** begin **

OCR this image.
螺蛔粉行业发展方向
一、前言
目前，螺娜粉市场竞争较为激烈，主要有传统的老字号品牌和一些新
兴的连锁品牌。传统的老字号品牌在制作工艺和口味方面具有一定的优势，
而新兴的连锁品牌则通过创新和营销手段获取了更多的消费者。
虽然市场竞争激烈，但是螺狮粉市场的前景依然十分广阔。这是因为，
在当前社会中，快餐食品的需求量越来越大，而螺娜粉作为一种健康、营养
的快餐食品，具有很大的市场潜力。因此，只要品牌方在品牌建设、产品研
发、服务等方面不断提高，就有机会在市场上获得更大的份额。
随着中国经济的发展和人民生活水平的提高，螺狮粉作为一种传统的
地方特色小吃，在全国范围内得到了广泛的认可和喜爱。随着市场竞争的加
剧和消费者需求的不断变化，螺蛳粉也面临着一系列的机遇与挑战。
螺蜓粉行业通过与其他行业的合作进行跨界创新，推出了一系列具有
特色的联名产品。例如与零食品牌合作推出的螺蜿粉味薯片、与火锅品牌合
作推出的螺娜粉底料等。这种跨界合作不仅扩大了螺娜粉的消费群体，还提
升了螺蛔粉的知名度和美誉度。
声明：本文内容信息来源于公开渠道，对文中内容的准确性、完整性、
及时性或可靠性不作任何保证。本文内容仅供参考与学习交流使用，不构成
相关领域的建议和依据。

** end **
** begin **

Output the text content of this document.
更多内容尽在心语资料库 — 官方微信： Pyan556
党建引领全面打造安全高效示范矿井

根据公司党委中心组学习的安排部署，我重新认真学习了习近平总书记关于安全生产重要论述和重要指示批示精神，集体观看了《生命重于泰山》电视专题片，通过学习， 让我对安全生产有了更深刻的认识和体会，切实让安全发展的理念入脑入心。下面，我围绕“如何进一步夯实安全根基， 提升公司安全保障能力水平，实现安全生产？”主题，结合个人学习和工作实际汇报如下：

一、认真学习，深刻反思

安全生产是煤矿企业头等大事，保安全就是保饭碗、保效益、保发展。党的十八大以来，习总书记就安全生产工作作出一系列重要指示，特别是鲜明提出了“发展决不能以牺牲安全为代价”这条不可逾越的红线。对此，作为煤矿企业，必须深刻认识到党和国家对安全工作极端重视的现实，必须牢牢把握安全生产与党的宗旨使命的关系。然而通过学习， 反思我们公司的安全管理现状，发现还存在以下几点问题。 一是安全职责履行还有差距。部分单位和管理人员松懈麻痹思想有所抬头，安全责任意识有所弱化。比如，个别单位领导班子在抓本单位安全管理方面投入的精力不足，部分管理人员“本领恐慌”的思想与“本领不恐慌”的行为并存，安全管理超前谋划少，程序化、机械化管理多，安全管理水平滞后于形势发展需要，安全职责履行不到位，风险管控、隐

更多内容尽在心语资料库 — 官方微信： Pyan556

** end **

The problem: Collect every line with the string "this" from the records, and copy each.

Worked solution:
OCR this image.
Output the text content of this document.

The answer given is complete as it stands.